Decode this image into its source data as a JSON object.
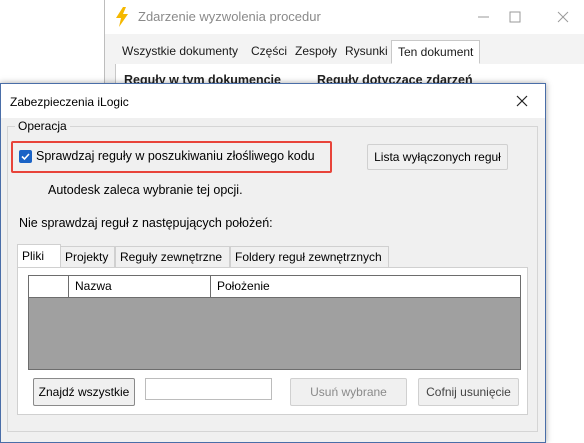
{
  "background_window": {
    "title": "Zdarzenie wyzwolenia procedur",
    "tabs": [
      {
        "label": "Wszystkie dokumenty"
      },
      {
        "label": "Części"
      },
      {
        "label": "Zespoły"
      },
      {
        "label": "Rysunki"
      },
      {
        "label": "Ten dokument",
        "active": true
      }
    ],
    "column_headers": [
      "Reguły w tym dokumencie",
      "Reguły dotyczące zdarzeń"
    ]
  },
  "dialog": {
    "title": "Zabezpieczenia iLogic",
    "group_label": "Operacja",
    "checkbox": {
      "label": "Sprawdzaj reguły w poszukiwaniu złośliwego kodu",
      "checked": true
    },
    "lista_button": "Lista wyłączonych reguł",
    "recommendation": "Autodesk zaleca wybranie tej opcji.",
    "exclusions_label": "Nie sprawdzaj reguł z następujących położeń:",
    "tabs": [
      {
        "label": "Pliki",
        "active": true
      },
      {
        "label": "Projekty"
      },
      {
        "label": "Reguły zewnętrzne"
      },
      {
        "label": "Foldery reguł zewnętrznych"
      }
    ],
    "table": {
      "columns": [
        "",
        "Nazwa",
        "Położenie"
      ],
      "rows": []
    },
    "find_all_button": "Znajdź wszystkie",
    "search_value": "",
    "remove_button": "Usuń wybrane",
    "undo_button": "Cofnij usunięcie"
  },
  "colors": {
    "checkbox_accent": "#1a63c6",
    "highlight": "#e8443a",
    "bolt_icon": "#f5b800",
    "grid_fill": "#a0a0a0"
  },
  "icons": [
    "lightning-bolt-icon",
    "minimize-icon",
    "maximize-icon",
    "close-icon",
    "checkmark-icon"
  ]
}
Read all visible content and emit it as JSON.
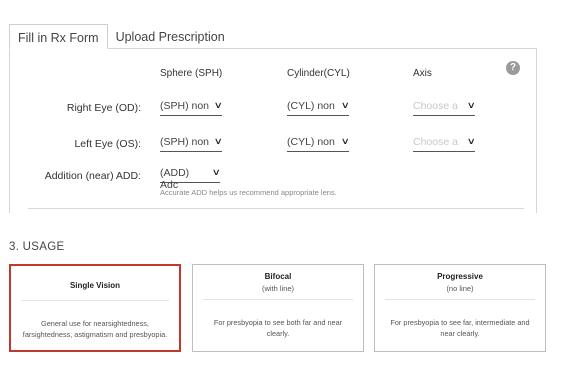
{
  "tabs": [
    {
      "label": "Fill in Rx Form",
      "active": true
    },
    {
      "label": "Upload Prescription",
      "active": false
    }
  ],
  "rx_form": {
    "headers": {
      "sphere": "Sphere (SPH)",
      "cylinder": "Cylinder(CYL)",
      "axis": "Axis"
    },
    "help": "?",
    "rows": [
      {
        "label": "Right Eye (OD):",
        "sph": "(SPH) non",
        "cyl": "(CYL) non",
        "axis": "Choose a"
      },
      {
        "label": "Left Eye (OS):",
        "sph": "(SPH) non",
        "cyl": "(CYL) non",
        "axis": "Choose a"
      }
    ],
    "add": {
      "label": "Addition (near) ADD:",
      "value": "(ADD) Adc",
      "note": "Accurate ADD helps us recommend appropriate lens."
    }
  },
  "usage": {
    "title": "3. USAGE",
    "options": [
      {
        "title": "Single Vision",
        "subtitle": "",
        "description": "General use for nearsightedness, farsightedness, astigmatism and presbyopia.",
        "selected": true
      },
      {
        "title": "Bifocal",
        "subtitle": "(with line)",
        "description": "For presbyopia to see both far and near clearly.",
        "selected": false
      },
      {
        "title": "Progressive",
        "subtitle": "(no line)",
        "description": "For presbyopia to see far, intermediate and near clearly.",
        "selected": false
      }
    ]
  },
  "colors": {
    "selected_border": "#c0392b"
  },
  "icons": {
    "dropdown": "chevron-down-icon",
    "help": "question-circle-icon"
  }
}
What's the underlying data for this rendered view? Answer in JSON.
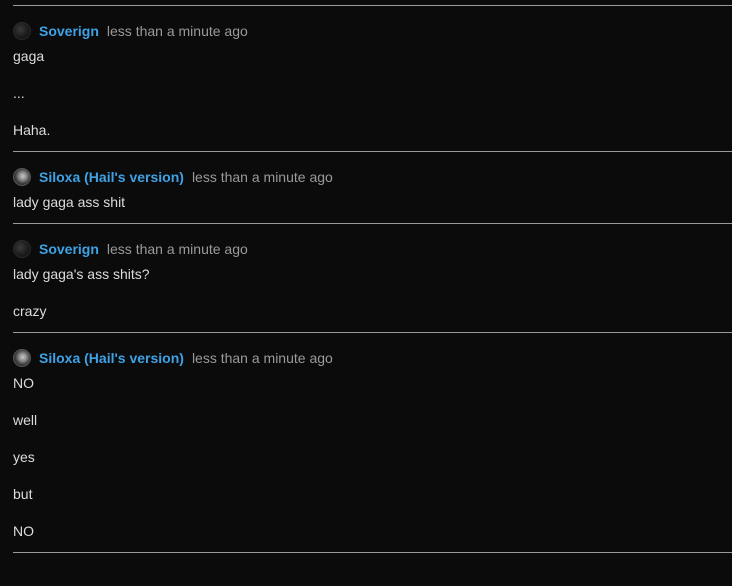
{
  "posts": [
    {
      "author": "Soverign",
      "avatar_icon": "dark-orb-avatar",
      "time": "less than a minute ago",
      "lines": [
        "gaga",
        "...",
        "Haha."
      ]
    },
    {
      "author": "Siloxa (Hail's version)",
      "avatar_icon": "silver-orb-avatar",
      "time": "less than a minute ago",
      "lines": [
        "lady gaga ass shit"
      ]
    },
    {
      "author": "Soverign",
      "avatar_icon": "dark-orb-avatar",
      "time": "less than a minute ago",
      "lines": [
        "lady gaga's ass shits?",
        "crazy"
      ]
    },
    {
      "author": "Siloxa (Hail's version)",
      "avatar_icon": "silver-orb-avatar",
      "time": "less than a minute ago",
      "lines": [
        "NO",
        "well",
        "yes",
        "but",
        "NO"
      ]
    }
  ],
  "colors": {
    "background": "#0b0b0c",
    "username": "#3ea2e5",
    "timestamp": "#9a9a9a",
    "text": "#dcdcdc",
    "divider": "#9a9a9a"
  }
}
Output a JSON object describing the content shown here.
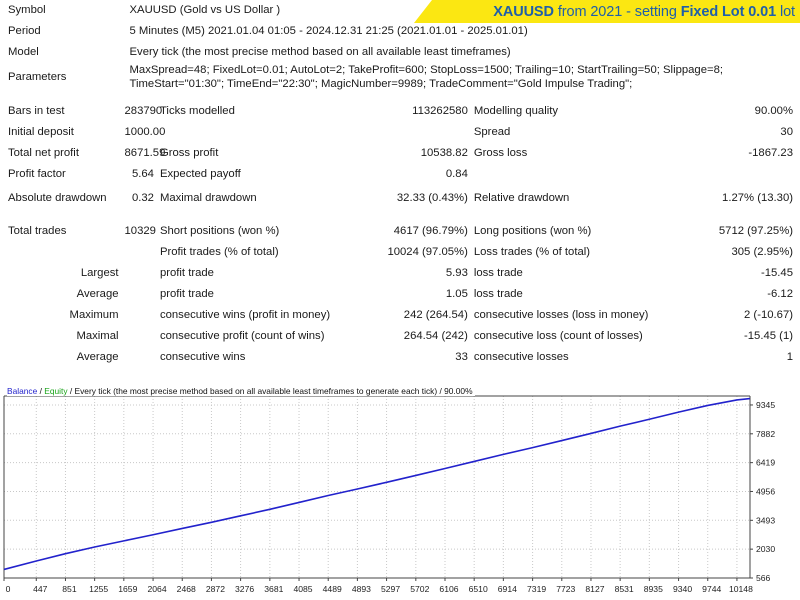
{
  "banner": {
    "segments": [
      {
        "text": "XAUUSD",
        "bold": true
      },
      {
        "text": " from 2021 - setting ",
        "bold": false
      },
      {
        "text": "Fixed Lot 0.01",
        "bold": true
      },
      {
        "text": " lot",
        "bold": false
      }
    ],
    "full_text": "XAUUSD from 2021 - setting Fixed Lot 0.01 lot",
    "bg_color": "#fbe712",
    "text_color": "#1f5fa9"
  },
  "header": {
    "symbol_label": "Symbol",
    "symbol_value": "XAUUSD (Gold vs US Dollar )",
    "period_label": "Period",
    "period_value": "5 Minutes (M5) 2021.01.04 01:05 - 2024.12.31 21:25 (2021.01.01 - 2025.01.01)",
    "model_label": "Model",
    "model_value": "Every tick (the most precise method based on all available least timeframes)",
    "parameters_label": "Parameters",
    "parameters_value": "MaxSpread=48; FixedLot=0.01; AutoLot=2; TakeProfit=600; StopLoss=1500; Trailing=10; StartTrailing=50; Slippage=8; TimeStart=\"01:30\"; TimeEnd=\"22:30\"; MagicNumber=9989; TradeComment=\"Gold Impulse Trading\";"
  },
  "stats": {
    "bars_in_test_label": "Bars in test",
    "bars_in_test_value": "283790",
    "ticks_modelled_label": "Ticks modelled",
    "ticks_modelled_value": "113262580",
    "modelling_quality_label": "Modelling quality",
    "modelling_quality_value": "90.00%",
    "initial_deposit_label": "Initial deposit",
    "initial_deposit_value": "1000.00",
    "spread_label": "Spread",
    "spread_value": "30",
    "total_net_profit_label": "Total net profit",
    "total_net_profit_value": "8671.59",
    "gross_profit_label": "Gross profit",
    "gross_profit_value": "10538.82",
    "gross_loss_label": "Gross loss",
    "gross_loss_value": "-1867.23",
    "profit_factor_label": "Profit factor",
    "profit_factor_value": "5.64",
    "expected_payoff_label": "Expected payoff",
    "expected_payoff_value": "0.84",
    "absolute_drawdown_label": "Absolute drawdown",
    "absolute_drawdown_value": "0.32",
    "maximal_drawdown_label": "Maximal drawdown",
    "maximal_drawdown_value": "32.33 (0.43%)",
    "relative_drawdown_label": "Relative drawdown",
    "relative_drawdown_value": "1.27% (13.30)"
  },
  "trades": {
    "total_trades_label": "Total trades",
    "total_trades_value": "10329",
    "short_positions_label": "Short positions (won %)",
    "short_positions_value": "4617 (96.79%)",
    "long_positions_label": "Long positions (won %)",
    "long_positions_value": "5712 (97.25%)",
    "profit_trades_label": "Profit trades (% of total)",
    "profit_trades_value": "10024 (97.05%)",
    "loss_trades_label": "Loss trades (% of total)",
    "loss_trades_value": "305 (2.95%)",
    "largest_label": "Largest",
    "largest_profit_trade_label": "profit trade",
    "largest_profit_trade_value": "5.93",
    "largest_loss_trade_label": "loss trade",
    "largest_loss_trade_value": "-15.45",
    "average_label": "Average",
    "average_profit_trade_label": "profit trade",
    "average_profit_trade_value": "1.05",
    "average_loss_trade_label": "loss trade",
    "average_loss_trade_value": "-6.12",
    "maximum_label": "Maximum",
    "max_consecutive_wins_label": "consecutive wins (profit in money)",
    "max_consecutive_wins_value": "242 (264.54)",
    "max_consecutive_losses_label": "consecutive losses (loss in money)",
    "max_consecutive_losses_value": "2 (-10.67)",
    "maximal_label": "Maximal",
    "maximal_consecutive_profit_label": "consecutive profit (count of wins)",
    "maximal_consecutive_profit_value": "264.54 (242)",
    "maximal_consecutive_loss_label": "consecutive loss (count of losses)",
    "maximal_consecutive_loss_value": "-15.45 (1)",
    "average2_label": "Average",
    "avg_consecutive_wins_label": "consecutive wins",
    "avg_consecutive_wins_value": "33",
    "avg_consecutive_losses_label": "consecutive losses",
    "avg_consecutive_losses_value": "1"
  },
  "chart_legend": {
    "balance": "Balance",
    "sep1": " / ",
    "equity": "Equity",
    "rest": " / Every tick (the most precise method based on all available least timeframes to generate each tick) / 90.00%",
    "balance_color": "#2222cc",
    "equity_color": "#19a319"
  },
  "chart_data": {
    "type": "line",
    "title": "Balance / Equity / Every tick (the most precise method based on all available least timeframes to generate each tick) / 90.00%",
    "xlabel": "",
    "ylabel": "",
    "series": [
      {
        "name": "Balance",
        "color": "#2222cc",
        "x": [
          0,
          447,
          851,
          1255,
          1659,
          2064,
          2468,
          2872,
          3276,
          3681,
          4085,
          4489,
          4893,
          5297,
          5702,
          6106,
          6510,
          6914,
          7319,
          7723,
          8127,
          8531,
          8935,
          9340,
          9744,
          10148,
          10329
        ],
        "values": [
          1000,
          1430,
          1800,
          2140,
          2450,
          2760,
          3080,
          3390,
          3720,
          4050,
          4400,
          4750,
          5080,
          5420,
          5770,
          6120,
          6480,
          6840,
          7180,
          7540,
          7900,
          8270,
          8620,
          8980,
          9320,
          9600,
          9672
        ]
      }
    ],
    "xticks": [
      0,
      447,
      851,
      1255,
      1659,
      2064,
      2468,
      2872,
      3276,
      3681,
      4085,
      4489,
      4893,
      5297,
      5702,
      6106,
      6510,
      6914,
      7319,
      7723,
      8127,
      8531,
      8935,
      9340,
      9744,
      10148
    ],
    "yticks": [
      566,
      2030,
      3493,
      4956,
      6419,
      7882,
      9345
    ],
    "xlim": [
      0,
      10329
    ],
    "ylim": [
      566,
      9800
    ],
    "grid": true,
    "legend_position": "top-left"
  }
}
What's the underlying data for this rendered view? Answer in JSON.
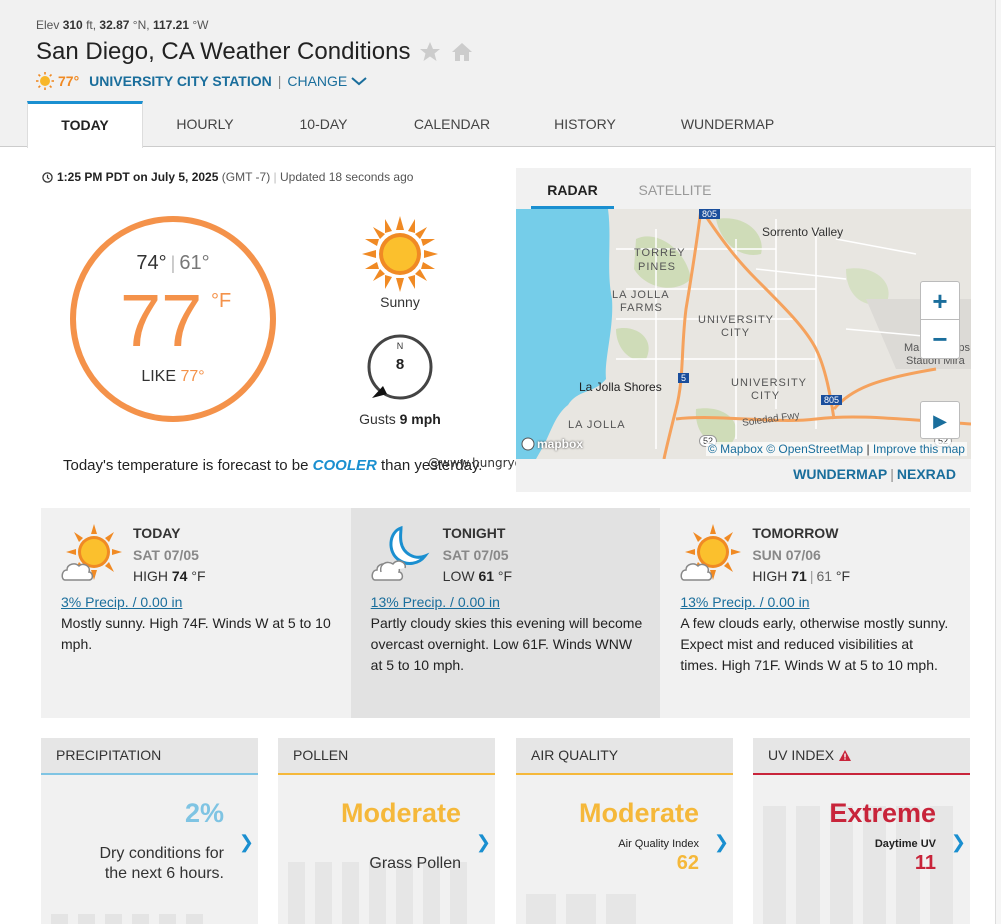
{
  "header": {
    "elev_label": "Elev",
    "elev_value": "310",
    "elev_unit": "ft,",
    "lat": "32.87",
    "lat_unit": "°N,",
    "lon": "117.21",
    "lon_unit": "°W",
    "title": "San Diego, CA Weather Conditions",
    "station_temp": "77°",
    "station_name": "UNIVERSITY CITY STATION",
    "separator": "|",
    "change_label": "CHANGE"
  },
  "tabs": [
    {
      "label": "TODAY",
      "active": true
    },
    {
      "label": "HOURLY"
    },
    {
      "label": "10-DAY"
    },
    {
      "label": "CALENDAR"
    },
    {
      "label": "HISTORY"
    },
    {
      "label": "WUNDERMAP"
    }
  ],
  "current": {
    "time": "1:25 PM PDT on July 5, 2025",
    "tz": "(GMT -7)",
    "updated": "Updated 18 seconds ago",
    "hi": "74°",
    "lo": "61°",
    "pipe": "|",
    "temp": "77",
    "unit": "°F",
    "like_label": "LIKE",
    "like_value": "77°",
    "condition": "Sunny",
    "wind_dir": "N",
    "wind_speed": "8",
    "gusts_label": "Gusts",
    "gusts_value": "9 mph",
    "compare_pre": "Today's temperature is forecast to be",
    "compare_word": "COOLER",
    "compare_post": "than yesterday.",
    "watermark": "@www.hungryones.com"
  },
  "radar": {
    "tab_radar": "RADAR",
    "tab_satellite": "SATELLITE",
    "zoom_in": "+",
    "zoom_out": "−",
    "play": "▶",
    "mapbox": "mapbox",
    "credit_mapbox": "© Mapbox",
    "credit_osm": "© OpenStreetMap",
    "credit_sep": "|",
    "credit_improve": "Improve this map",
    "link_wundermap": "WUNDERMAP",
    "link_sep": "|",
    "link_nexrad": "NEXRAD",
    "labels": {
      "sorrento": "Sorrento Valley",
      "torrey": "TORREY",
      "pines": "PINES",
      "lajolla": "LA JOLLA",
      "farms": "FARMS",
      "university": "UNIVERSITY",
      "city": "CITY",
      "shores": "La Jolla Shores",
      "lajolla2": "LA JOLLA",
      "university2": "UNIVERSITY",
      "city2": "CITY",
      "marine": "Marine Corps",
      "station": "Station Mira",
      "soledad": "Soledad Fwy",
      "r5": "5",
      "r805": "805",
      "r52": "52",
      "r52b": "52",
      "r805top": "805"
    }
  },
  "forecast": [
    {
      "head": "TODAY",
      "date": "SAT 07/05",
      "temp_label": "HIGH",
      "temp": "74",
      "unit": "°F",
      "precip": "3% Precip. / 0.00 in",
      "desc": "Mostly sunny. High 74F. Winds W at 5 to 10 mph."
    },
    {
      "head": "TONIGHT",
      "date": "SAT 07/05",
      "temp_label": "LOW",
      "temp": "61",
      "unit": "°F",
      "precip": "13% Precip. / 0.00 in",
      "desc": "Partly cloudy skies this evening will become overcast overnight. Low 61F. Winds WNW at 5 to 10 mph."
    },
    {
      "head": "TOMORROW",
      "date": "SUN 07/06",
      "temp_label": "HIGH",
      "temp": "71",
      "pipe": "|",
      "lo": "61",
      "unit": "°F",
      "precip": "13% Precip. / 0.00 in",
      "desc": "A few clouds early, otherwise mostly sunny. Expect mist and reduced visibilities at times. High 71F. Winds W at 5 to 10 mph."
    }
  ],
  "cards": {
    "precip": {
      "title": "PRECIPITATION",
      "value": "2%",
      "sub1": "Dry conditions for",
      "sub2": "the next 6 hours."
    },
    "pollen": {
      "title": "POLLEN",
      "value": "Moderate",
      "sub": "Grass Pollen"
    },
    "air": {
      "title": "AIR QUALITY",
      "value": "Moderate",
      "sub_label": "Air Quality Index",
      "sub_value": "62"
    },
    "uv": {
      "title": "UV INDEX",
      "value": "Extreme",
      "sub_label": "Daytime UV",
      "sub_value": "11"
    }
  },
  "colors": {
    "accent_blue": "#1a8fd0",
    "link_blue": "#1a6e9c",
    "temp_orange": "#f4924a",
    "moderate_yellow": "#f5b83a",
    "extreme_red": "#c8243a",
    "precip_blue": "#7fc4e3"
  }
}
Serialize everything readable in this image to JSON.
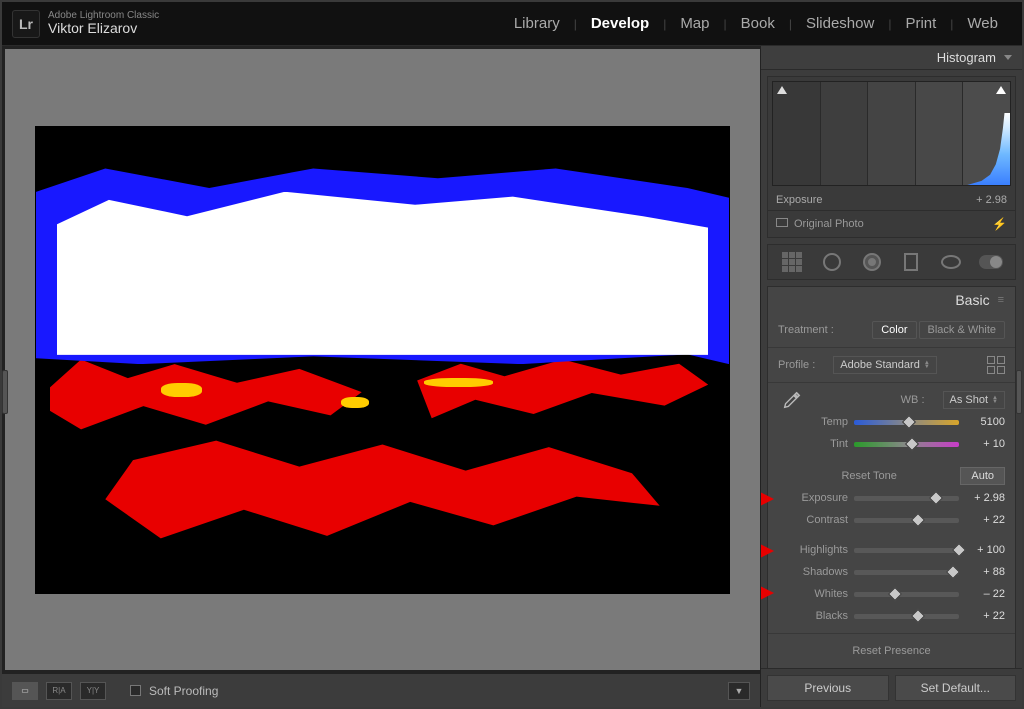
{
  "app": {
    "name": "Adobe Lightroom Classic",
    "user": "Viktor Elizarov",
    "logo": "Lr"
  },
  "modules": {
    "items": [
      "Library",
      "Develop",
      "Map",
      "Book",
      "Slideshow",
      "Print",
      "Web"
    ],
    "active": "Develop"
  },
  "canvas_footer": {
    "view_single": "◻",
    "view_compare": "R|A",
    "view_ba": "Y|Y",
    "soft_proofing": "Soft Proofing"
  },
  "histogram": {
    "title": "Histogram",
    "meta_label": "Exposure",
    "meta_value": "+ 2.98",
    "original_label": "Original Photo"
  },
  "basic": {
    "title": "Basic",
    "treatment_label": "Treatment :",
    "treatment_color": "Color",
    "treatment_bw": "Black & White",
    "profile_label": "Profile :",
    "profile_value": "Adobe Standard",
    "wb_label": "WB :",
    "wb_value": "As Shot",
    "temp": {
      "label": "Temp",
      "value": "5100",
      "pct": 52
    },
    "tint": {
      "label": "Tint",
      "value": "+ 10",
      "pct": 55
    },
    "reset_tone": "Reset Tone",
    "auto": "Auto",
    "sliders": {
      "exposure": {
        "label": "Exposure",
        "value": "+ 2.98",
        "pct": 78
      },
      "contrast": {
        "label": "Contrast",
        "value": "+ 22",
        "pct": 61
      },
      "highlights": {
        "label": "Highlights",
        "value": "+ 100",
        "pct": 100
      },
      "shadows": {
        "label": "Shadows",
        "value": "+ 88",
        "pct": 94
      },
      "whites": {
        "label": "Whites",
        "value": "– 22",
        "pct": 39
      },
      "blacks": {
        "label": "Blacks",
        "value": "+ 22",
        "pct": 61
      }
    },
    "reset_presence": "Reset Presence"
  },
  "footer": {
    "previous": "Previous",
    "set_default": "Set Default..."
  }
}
++++++++++
PROBLEM REQUIREMENTS »
Scan the material above. Return every line containing the string "Reset".

SOLUTION BELOW »
    "reset_tone": "Reset Tone",
    "reset_presence": "Reset Presence"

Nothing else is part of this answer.